Dataset entries

________

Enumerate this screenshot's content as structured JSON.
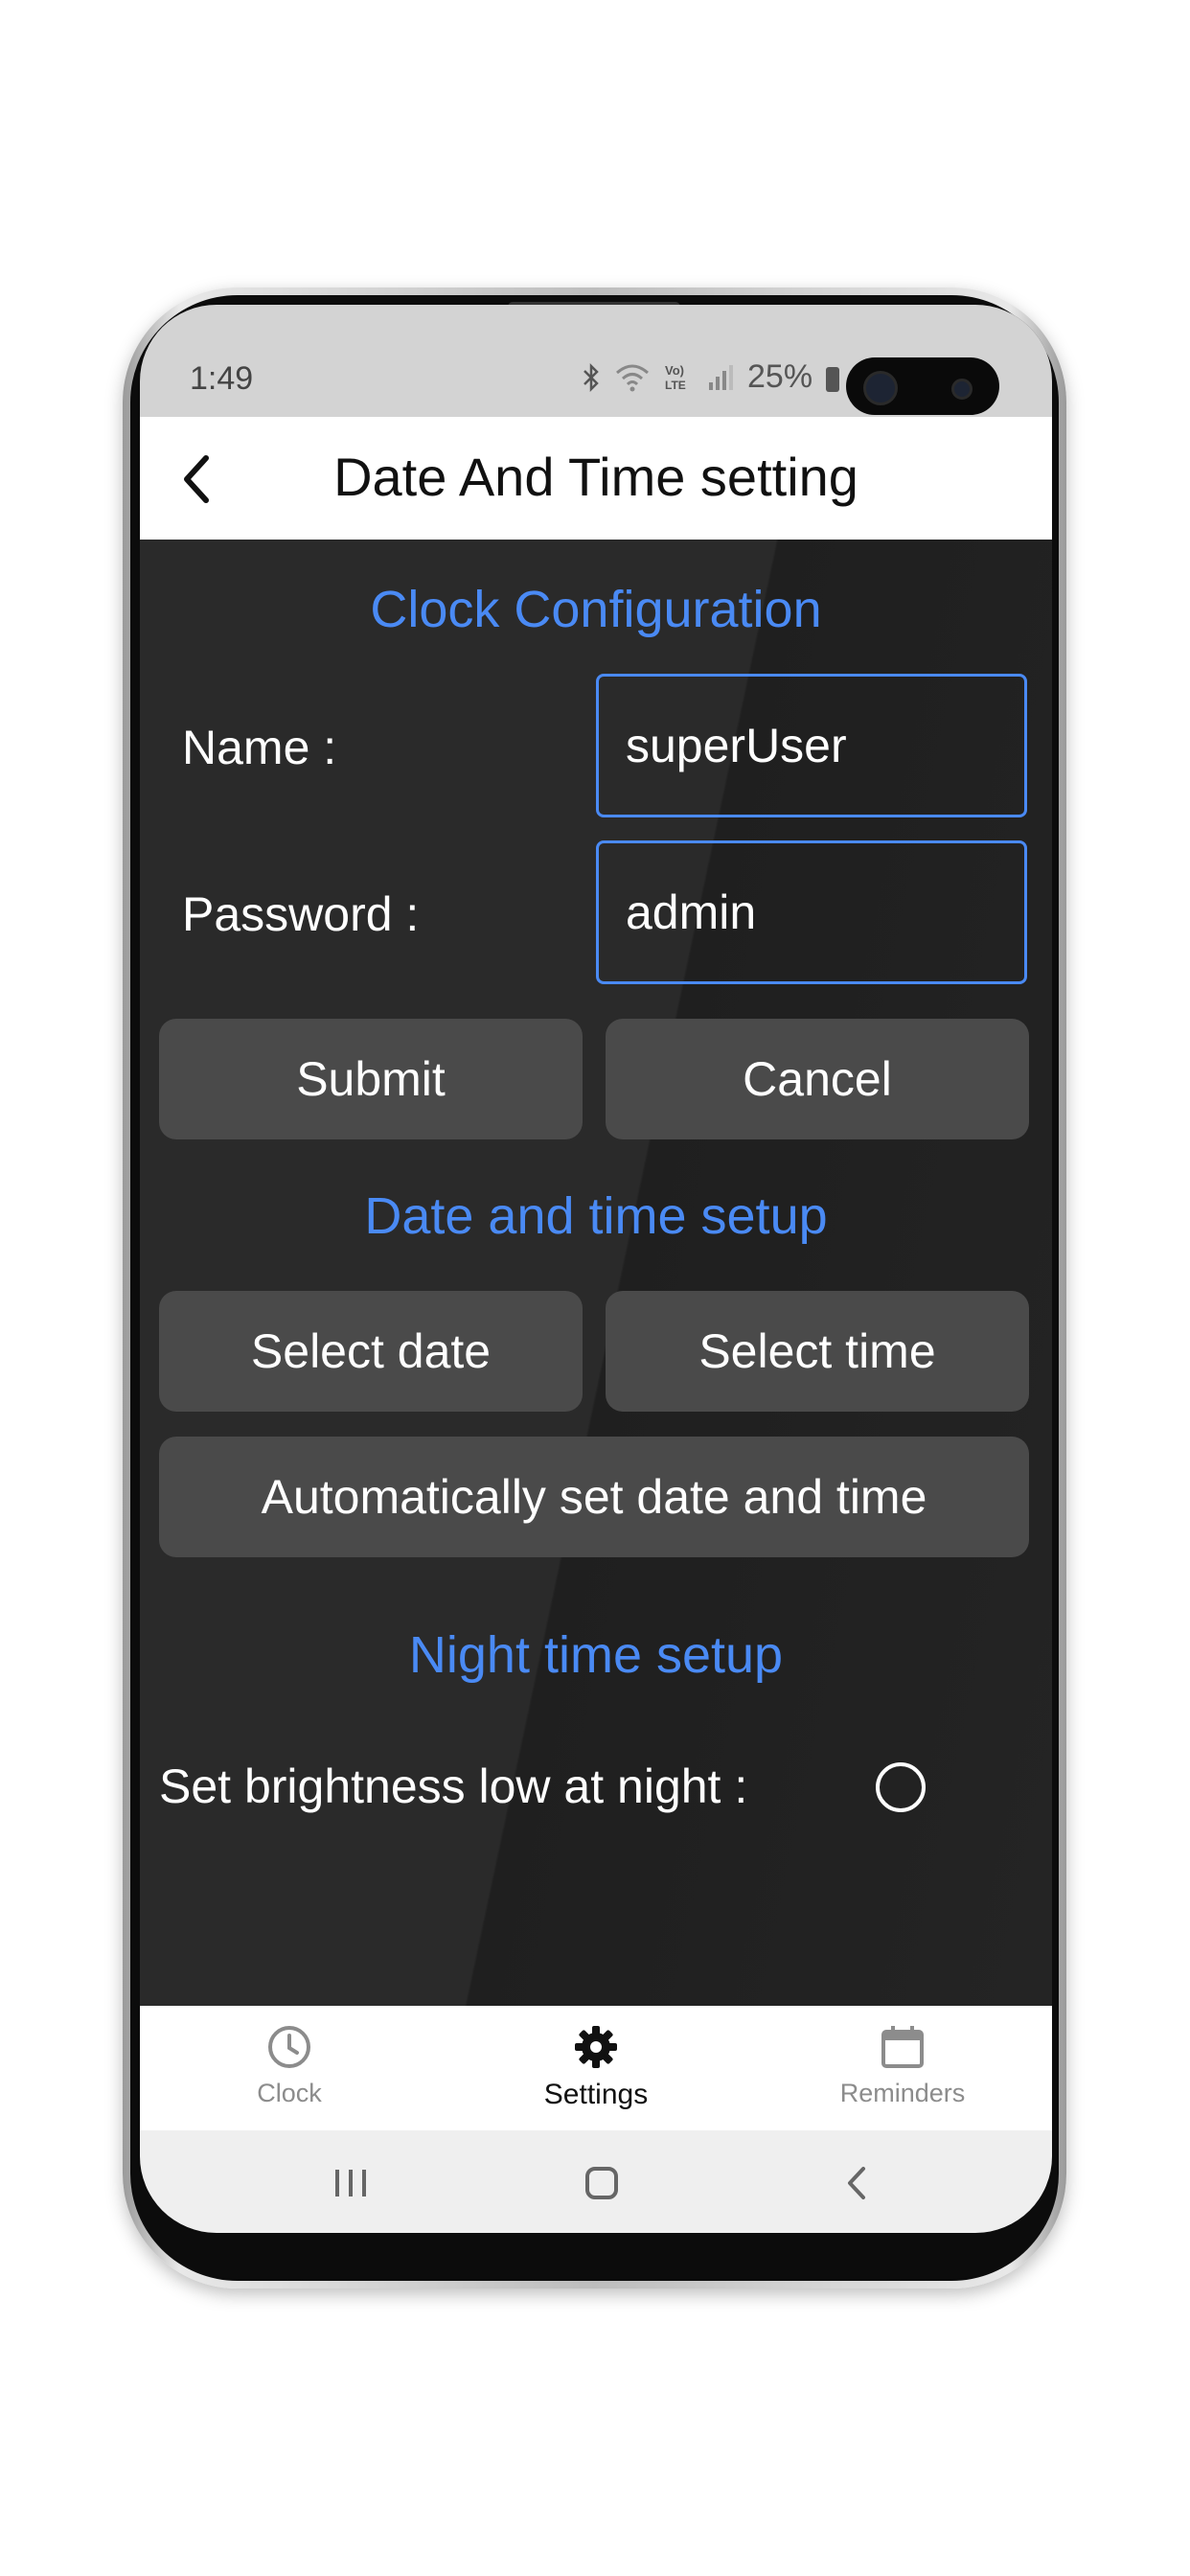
{
  "status_bar": {
    "time": "1:49",
    "battery_percent": "25%",
    "icons": [
      "bluetooth-icon",
      "wifi-icon",
      "volte-icon",
      "signal-icon",
      "battery-icon"
    ],
    "volte_label": "Vo)\nLTE"
  },
  "app_bar": {
    "title": "Date And Time setting",
    "back_icon": "chevron-left-icon"
  },
  "clock_config": {
    "title": "Clock Configuration",
    "name_label": "Name :",
    "name_value": "superUser",
    "password_label": "Password :",
    "password_value": "admin",
    "submit_label": "Submit",
    "cancel_label": "Cancel"
  },
  "date_time_setup": {
    "title": "Date and time setup",
    "select_date_label": "Select date",
    "select_time_label": "Select time",
    "auto_label": "Automatically set date and time"
  },
  "night_setup": {
    "title": "Night time setup",
    "brightness_label": "Set brightness low at night :",
    "brightness_low_checked": false
  },
  "bottom_nav": {
    "items": [
      {
        "label": "Clock",
        "icon": "clock-icon",
        "active": false
      },
      {
        "label": "Settings",
        "icon": "gear-icon",
        "active": true
      },
      {
        "label": "Reminders",
        "icon": "calendar-icon",
        "active": false
      }
    ]
  },
  "colors": {
    "accent": "#4a8af4",
    "background": "#242424",
    "button": "#4a4a4a"
  }
}
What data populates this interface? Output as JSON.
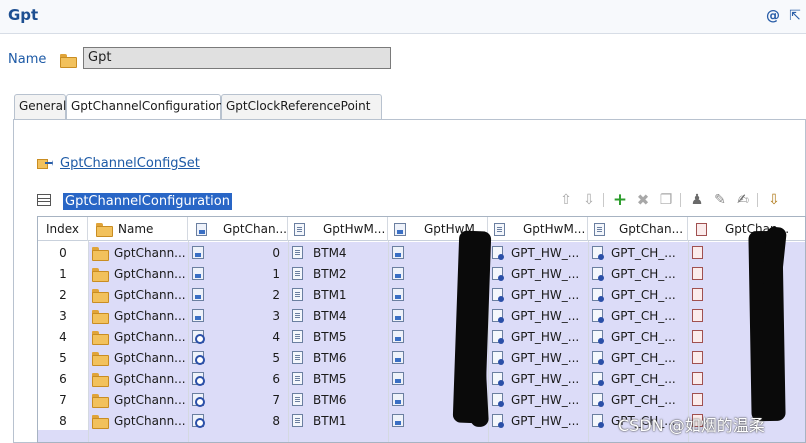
{
  "header": {
    "title": "Gpt",
    "help_icon": "@",
    "open_icon": "⇱"
  },
  "name_field": {
    "label": "Name",
    "value": "Gpt"
  },
  "tabs": [
    {
      "label": "General",
      "active": false
    },
    {
      "label": "GptChannelConfiguration",
      "active": true
    },
    {
      "label": "GptClockReferencePoint",
      "active": false
    }
  ],
  "config_set_link": "GptChannelConfigSet",
  "table_title": "GptChannelConfiguration",
  "toolbar": {
    "icons": [
      "arrow-up-icon",
      "arrow-down-icon",
      "add-icon",
      "delete-icon",
      "copy-icon",
      "user-icon",
      "edit-icon",
      "notes-icon",
      "export-icon"
    ]
  },
  "columns": [
    {
      "label": "Index",
      "icon": ""
    },
    {
      "label": "Name",
      "icon": "folder-icon"
    },
    {
      "label": "GptChan...",
      "icon": "number-icon"
    },
    {
      "label": "GptHwM...",
      "icon": "doc-icon"
    },
    {
      "label": "GptHwM...",
      "icon": "number-icon"
    },
    {
      "label": "GptHwM...",
      "icon": "doc-icon"
    },
    {
      "label": "GptChan...",
      "icon": "doc-icon"
    },
    {
      "label": "GptChan...",
      "icon": "red-doc-icon"
    }
  ],
  "rows": [
    {
      "index": "0",
      "name": "GptChann...",
      "chan_id": "0",
      "hw_module": "BTM4",
      "hw_ref": "GPT_HW_...",
      "chan_ref": "GPT_CH_..."
    },
    {
      "index": "1",
      "name": "GptChann...",
      "chan_id": "1",
      "hw_module": "BTM2",
      "hw_ref": "GPT_HW_...",
      "chan_ref": "GPT_CH_..."
    },
    {
      "index": "2",
      "name": "GptChann...",
      "chan_id": "2",
      "hw_module": "BTM1",
      "hw_ref": "GPT_HW_...",
      "chan_ref": "GPT_CH_..."
    },
    {
      "index": "3",
      "name": "GptChann...",
      "chan_id": "3",
      "hw_module": "BTM4",
      "hw_ref": "GPT_HW_...",
      "chan_ref": "GPT_CH_..."
    },
    {
      "index": "4",
      "name": "GptChann...",
      "chan_id": "4",
      "hw_module": "BTM5",
      "hw_ref": "GPT_HW_...",
      "chan_ref": "GPT_CH_..."
    },
    {
      "index": "5",
      "name": "GptChann...",
      "chan_id": "5",
      "hw_module": "BTM6",
      "hw_ref": "GPT_HW_...",
      "chan_ref": "GPT_CH_..."
    },
    {
      "index": "6",
      "name": "GptChann...",
      "chan_id": "6",
      "hw_module": "BTM5",
      "hw_ref": "GPT_HW_...",
      "chan_ref": "GPT_CH_..."
    },
    {
      "index": "7",
      "name": "GptChann...",
      "chan_id": "7",
      "hw_module": "BTM6",
      "hw_ref": "GPT_HW_...",
      "chan_ref": "GPT_CH_..."
    },
    {
      "index": "8",
      "name": "GptChann...",
      "chan_id": "8",
      "hw_module": "BTM1",
      "hw_ref": "GPT_HW_...",
      "chan_ref": "GPT_CH_..."
    }
  ],
  "watermark": "CSDN @如烟的温柔",
  "colors": {
    "accent": "#1d5aa6",
    "selection": "#2966c6",
    "row_highlight": "#dcdcf8"
  }
}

________

▶ _What is needed_: From the listing, extract all text exactly as given and drop any picture.

▶ _Reply to the exercise_:
Enumerate this screenshot's content as structured JSON.
{
  "status_bar": {
    "time": "1:49",
    "battery_percent": "25%",
    "icons": [
      "bluetooth-icon",
      "wifi-icon",
      "volte-icon",
      "signal-icon",
      "battery-icon"
    ],
    "volte_label": "Vo)\nLTE"
  },
  "app_bar": {
    "title": "Date And Time setting",
    "back_icon": "chevron-left-icon"
  },
  "clock_config": {
    "title": "Clock Configuration",
    "name_label": "Name :",
    "name_value": "superUser",
    "password_label": "Password :",
    "password_value": "admin",
    "submit_label": "Submit",
    "cancel_label": "Cancel"
  },
  "date_time_setup": {
    "title": "Date and time setup",
    "select_date_label": "Select date",
    "select_time_label": "Select time",
    "auto_label": "Automatically set date and time"
  },
  "night_setup": {
    "title": "Night time setup",
    "brightness_label": "Set brightness low at night :",
    "brightness_low_checked": false
  },
  "bottom_nav": {
    "items": [
      {
        "label": "Clock",
        "icon": "clock-icon",
        "active": false
      },
      {
        "label": "Settings",
        "icon": "gear-icon",
        "active": true
      },
      {
        "label": "Reminders",
        "icon": "calendar-icon",
        "active": false
      }
    ]
  },
  "colors": {
    "accent": "#4a8af4",
    "background": "#242424",
    "button": "#4a4a4a"
  }
}
What data populates this interface? Output as JSON.
{
  "header": {
    "title": "Gpt",
    "help_icon": "@",
    "open_icon": "⇱"
  },
  "name_field": {
    "label": "Name",
    "value": "Gpt"
  },
  "tabs": [
    {
      "label": "General",
      "active": false
    },
    {
      "label": "GptChannelConfiguration",
      "active": true
    },
    {
      "label": "GptClockReferencePoint",
      "active": false
    }
  ],
  "config_set_link": "GptChannelConfigSet",
  "table_title": "GptChannelConfiguration",
  "toolbar": {
    "icons": [
      "arrow-up-icon",
      "arrow-down-icon",
      "add-icon",
      "delete-icon",
      "copy-icon",
      "user-icon",
      "edit-icon",
      "notes-icon",
      "export-icon"
    ]
  },
  "columns": [
    {
      "label": "Index",
      "icon": ""
    },
    {
      "label": "Name",
      "icon": "folder-icon"
    },
    {
      "label": "GptChan...",
      "icon": "number-icon"
    },
    {
      "label": "GptHwM...",
      "icon": "doc-icon"
    },
    {
      "label": "GptHwM...",
      "icon": "number-icon"
    },
    {
      "label": "GptHwM...",
      "icon": "doc-icon"
    },
    {
      "label": "GptChan...",
      "icon": "doc-icon"
    },
    {
      "label": "GptChan...",
      "icon": "red-doc-icon"
    }
  ],
  "rows": [
    {
      "index": "0",
      "name": "GptChann...",
      "chan_id": "0",
      "hw_module": "BTM4",
      "hw_ref": "GPT_HW_...",
      "chan_ref": "GPT_CH_..."
    },
    {
      "index": "1",
      "name": "GptChann...",
      "chan_id": "1",
      "hw_module": "BTM2",
      "hw_ref": "GPT_HW_...",
      "chan_ref": "GPT_CH_..."
    },
    {
      "index": "2",
      "name": "GptChann...",
      "chan_id": "2",
      "hw_module": "BTM1",
      "hw_ref": "GPT_HW_...",
      "chan_ref": "GPT_CH_..."
    },
    {
      "index": "3",
      "name": "GptChann...",
      "chan_id": "3",
      "hw_module": "BTM4",
      "hw_ref": "GPT_HW_...",
      "chan_ref": "GPT_CH_..."
    },
    {
      "index": "4",
      "name": "GptChann...",
      "chan_id": "4",
      "hw_module": "BTM5",
      "hw_ref": "GPT_HW_...",
      "chan_ref": "GPT_CH_..."
    },
    {
      "index": "5",
      "name": "GptChann...",
      "chan_id": "5",
      "hw_module": "BTM6",
      "hw_ref": "GPT_HW_...",
      "chan_ref": "GPT_CH_..."
    },
    {
      "index": "6",
      "name": "GptChann...",
      "chan_id": "6",
      "hw_module": "BTM5",
      "hw_ref": "GPT_HW_...",
      "chan_ref": "GPT_CH_..."
    },
    {
      "index": "7",
      "name": "GptChann...",
      "chan_id": "7",
      "hw_module": "BTM6",
      "hw_ref": "GPT_HW_...",
      "chan_ref": "GPT_CH_..."
    },
    {
      "index": "8",
      "name": "GptChann...",
      "chan_id": "8",
      "hw_module": "BTM1",
      "hw_ref": "GPT_HW_...",
      "chan_ref": "GPT_CH_..."
    }
  ],
  "watermark": "CSDN @如烟的温柔",
  "colors": {
    "accent": "#1d5aa6",
    "selection": "#2966c6",
    "row_highlight": "#dcdcf8"
  }
}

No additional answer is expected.